Raw records:

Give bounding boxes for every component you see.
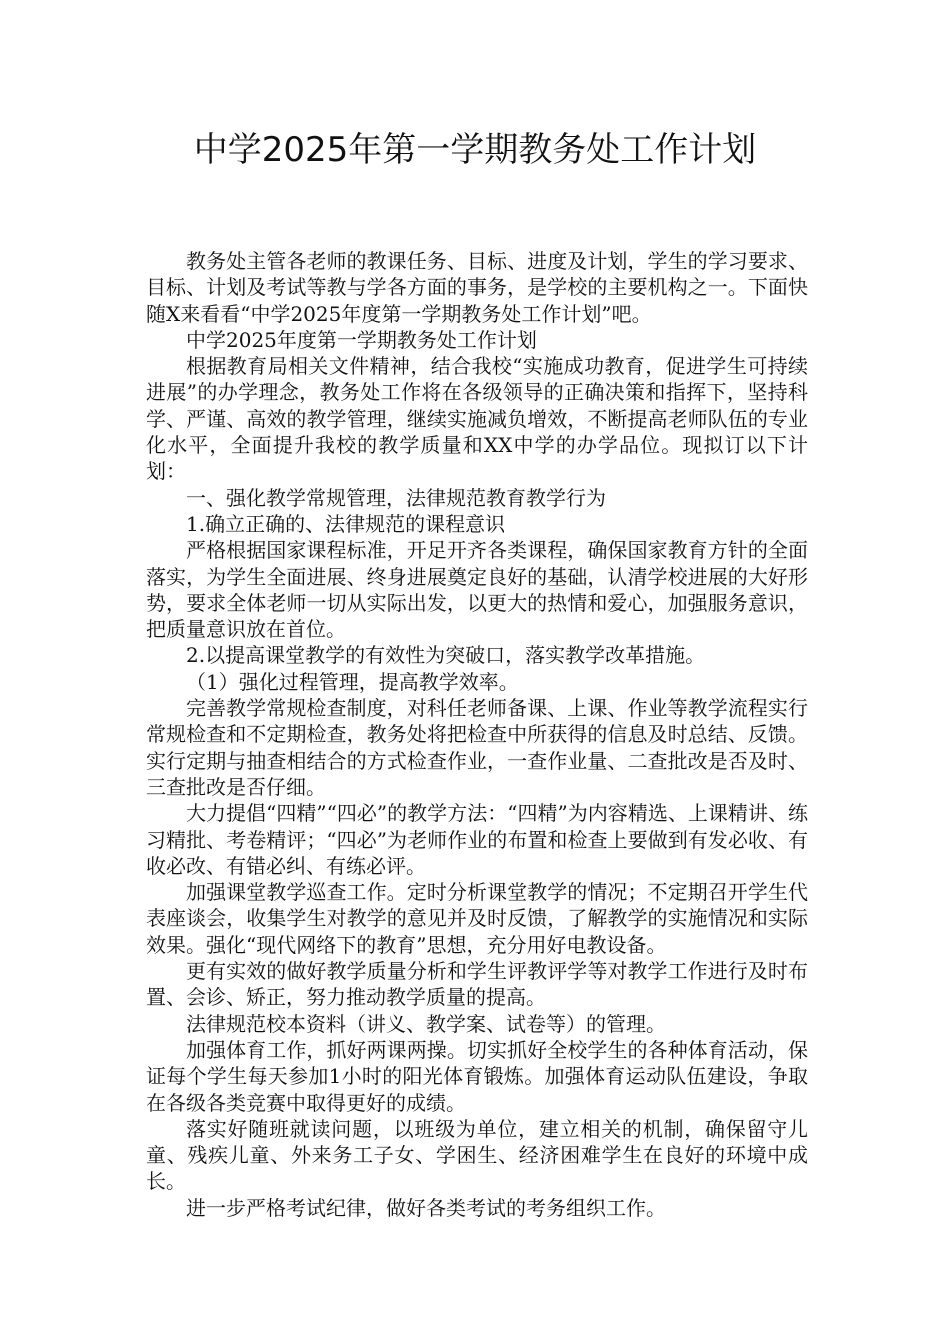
document-body (146, 248, 808, 1221)
paragraph-sports: 加强体育工作，抓好两课两操。切实抓好全校学生的各种体育活动，保证每个学生每天参加1小时的阳光体育锻炼。加强体育运动队伍建设，争取在各级各类竞赛中取得更好的成绩。 (146, 1037, 808, 1115)
subsection-heading-2: 2.以提高课堂教学的有效性为突破口，落实教学改革措施。 (186, 643, 706, 668)
paragraph-quality-analysis: 更有实效的做好教学质量分析和学生评教评学等对教学工作进行及时布置、会诊、矫正，努力推动教学质量的提高。 (146, 959, 808, 1010)
paragraph-intro: 教务处主管各老师的教课任务、目标、进度及计划，学生的学习要求、目标、计划及考试等教与学各方面的事务，是学校的主要机构之一。下面快随X来看看“中学2025年度第一学期教务处工作计划”吧。 (146, 249, 808, 326)
paragraph-four-methods: 大力提倡“四精”“四必”的教学方法：“四精”为内容精选、上课精讲、练习精批、考卷精评；“四必”为老师作业的布置和检查上要做到有发必收、有收必改、有错必纠、有练必评。 (146, 801, 808, 878)
paragraph-curriculum: 严格根据国家课程标准，开足开齐各类课程，确保国家教育方针的全面落实，为学生全面进展、终身进展奠定良好的基础，认清学校进展的大好形势，要求全体老师一切从实际出发，以更大的热情和爱心，加强服务意识，把质量意识放在首位。 (146, 538, 808, 642)
paragraph-materials: 法律规范校本资料（讲义、教学案、试卷等）的管理。 (186, 1011, 666, 1036)
paragraph-subtitle: 中学2025年度第一学期教务处工作计划 (186, 327, 537, 352)
document-title: 中学2025年第一学期教务处工作计划 (193, 130, 757, 170)
item-heading-1: （1）强化过程管理，提高教学效率。 (186, 669, 519, 694)
paragraph-classroom-patrol: 加强课堂教学巡查工作。定时分析课堂教学的情况；不定期召开学生代表座谈会，收集学生对教学的意见并及时反馈，了解教学的实施情况和实际效果。强化“现代网络下的教育”思想，充分用好电教设备。 (146, 880, 808, 957)
paragraph-inclusive: 落实好随班就读问题，以班级为单位，建立相关的机制，确保留守儿童、残疾儿童、外来务工子女、学困生、经济困难学生在良好的环境中成长。 (146, 1116, 808, 1194)
paragraph-exams: 进一步严格考试纪律，做好各类考试的考务组织工作。 (186, 1195, 666, 1220)
section-heading-1: 一、强化教学常规管理，法律规范教育教学行为 (186, 485, 606, 510)
subsection-heading-1: 1.确立正确的、法律规范的课程意识 (186, 511, 506, 536)
paragraph-guiding-principle: 根据教育局相关文件精神，结合我校“实施成功教育，促进学生可持续进展”的办学理念，教务处工作将在各级领导的正确决策和指挥下，坚持科学、严谨、高效的教学管理，继续实施减负增效，不断提高老师队伍的专业化水平，全面提升我校的教学质量和XX中学的办学品位。现拟订以下计划： (146, 354, 808, 484)
paragraph-routine-check: 完善教学常规检查制度，对科任老师备课、上课、作业等教学流程实行常规检查和不定期检查，教务处将把检查中所获得的信息及时总结、反馈。实行定期与抽查相结合的方式检查作业，一查作业量、二查批改是否及时、三查批改是否仔细。 (146, 696, 808, 799)
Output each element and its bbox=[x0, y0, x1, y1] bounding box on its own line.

- SHORT TASK: Copy the lines of every record above verbatim, omitting the pictures from your answer.

- FINISHED TASK:
Give bounding boxes for every component you see.
document-body (146, 248, 808, 1221)
paragraph-sports: 加强体育工作，抓好两课两操。切实抓好全校学生的各种体育活动，保证每个学生每天参加1小时的阳光体育锻炼。加强体育运动队伍建设，争取在各级各类竞赛中取得更好的成绩。 (146, 1037, 808, 1115)
subsection-heading-2: 2.以提高课堂教学的有效性为突破口，落实教学改革措施。 (186, 643, 706, 668)
paragraph-quality-analysis: 更有实效的做好教学质量分析和学生评教评学等对教学工作进行及时布置、会诊、矫正，努力推动教学质量的提高。 (146, 959, 808, 1010)
paragraph-intro: 教务处主管各老师的教课任务、目标、进度及计划，学生的学习要求、目标、计划及考试等教与学各方面的事务，是学校的主要机构之一。下面快随X来看看“中学2025年度第一学期教务处工作计划”吧。 (146, 249, 808, 326)
paragraph-four-methods: 大力提倡“四精”“四必”的教学方法：“四精”为内容精选、上课精讲、练习精批、考卷精评；“四必”为老师作业的布置和检查上要做到有发必收、有收必改、有错必纠、有练必评。 (146, 801, 808, 878)
paragraph-curriculum: 严格根据国家课程标准，开足开齐各类课程，确保国家教育方针的全面落实，为学生全面进展、终身进展奠定良好的基础，认清学校进展的大好形势，要求全体老师一切从实际出发，以更大的热情和爱心，加强服务意识，把质量意识放在首位。 (146, 538, 808, 642)
paragraph-materials: 法律规范校本资料（讲义、教学案、试卷等）的管理。 (186, 1011, 666, 1036)
paragraph-subtitle: 中学2025年度第一学期教务处工作计划 (186, 327, 537, 352)
document-title: 中学2025年第一学期教务处工作计划 (193, 130, 757, 170)
item-heading-1: （1）强化过程管理，提高教学效率。 (186, 669, 519, 694)
paragraph-classroom-patrol: 加强课堂教学巡查工作。定时分析课堂教学的情况；不定期召开学生代表座谈会，收集学生对教学的意见并及时反馈，了解教学的实施情况和实际效果。强化“现代网络下的教育”思想，充分用好电教设备。 (146, 880, 808, 957)
paragraph-inclusive: 落实好随班就读问题，以班级为单位，建立相关的机制，确保留守儿童、残疾儿童、外来务工子女、学困生、经济困难学生在良好的环境中成长。 (146, 1116, 808, 1194)
paragraph-exams: 进一步严格考试纪律，做好各类考试的考务组织工作。 (186, 1195, 666, 1220)
section-heading-1: 一、强化教学常规管理，法律规范教育教学行为 (186, 485, 606, 510)
subsection-heading-1: 1.确立正确的、法律规范的课程意识 (186, 511, 506, 536)
paragraph-guiding-principle: 根据教育局相关文件精神，结合我校“实施成功教育，促进学生可持续进展”的办学理念，教务处工作将在各级领导的正确决策和指挥下，坚持科学、严谨、高效的教学管理，继续实施减负增效，不断提高老师队伍的专业化水平，全面提升我校的教学质量和XX中学的办学品位。现拟订以下计划： (146, 354, 808, 484)
paragraph-routine-check: 完善教学常规检查制度，对科任老师备课、上课、作业等教学流程实行常规检查和不定期检查，教务处将把检查中所获得的信息及时总结、反馈。实行定期与抽查相结合的方式检查作业，一查作业量、二查批改是否及时、三查批改是否仔细。 (146, 696, 808, 799)
Output each element and its bbox=[x0, y0, x1, y1] bounding box on its own line.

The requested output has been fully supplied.